Without including any images, repeat the data exactly.

^^^^^^^^

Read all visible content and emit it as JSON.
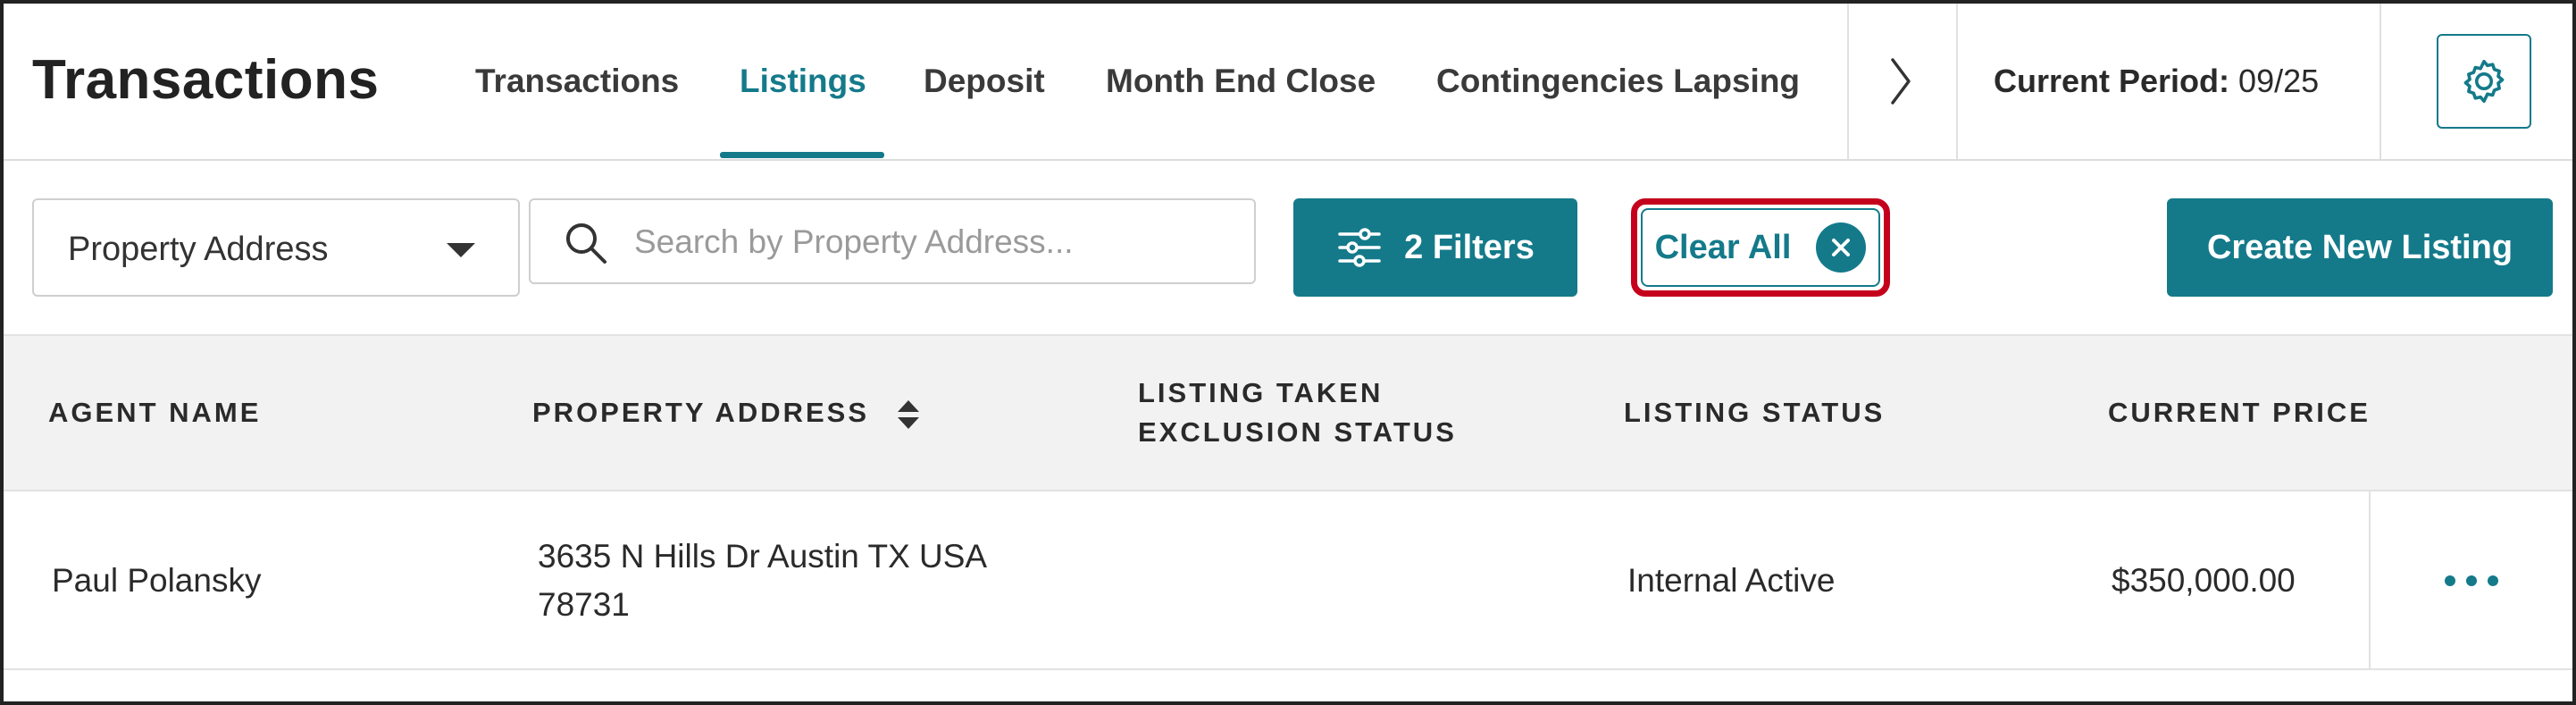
{
  "header": {
    "app_title": "Transactions",
    "tabs": [
      {
        "label": "Transactions",
        "active": false
      },
      {
        "label": "Listings",
        "active": true
      },
      {
        "label": "Deposit",
        "active": false
      },
      {
        "label": "Month End Close",
        "active": false
      },
      {
        "label": "Contingencies Lapsing",
        "active": false
      }
    ],
    "period_label": "Current Period:",
    "period_value": "09/25"
  },
  "toolbar": {
    "search_field_select": "Property Address",
    "search_placeholder": "Search by Property Address...",
    "filters_label": "2 Filters",
    "clear_all_label": "Clear All",
    "create_label": "Create New Listing"
  },
  "table": {
    "columns": [
      {
        "label": "AGENT NAME"
      },
      {
        "label": "PROPERTY ADDRESS",
        "sortable": true
      },
      {
        "label_line1": "LISTING TAKEN",
        "label_line2": "EXCLUSION STATUS"
      },
      {
        "label": "LISTING STATUS"
      },
      {
        "label": "CURRENT PRICE"
      }
    ],
    "rows": [
      {
        "agent_name": "Paul Polansky",
        "address_line1": "3635 N Hills Dr Austin TX USA",
        "address_line2": "78731",
        "exclusion_status": "",
        "listing_status": "Internal Active",
        "current_price": "$350,000.00"
      }
    ]
  },
  "colors": {
    "accent": "#147a8a",
    "highlight": "#c4001d",
    "header_bg": "#f2f2f2"
  },
  "icons": {
    "more": "more-horizontal-icon",
    "settings": "gear-icon",
    "next": "chevron-right-icon",
    "search": "search-icon",
    "filters": "sliders-icon",
    "clear": "close-circle-icon",
    "sort": "sort-icon",
    "select": "caret-down-icon"
  }
}
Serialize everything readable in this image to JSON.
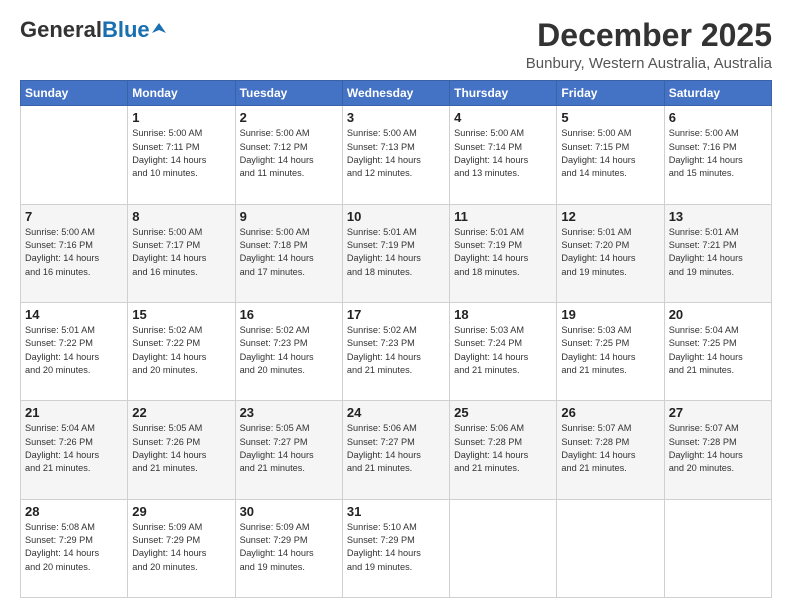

^^^^^^^^

== Answer to the exercise ==
Read all visible content and emit it as JSON.
{
  "header": {
    "app_title": "Transactions",
    "tabs": [
      {
        "label": "Transactions",
        "active": false
      },
      {
        "label": "Listings",
        "active": true
      },
      {
        "label": "Deposit",
        "active": false
      },
      {
        "label": "Month End Close",
        "active": false
      },
      {
        "label": "Contingencies Lapsing",
        "active": false
      }
    ],
    "period_label": "Current Period:",
    "period_value": "09/25"
  },
  "toolbar": {
    "search_field_select": "Property Address",
    "search_placeholder": "Search by Property Address...",
    "filters_label": "2 Filters",
    "clear_all_label": "Clear All",
    "create_label": "Create New Listing"
  },
  "table": {
    "columns": [
      {
        "label": "AGENT NAME"
      },
      {
        "label": "PROPERTY ADDRESS",
        "sortable": true
      },
      {
        "label_line1": "LISTING TAKEN",
        "label_line2": "EXCLUSION STATUS"
      },
      {
        "label": "LISTING STATUS"
      },
      {
        "label": "CURRENT PRICE"
      }
    ],
    "rows": [
      {
        "agent_name": "Paul Polansky",
        "address_line1": "3635 N Hills Dr Austin TX USA",
        "address_line2": "78731",
        "exclusion_status": "",
        "listing_status": "Internal Active",
        "current_price": "$350,000.00"
      }
    ]
  },
  "colors": {
    "accent": "#147a8a",
    "highlight": "#c4001d",
    "header_bg": "#f2f2f2"
  },
  "icons": {
    "more": "more-horizontal-icon",
    "settings": "gear-icon",
    "next": "chevron-right-icon",
    "search": "search-icon",
    "filters": "sliders-icon",
    "clear": "close-circle-icon",
    "sort": "sort-icon",
    "select": "caret-down-icon"
  }
}
Serialize everything readable in this image to JSON.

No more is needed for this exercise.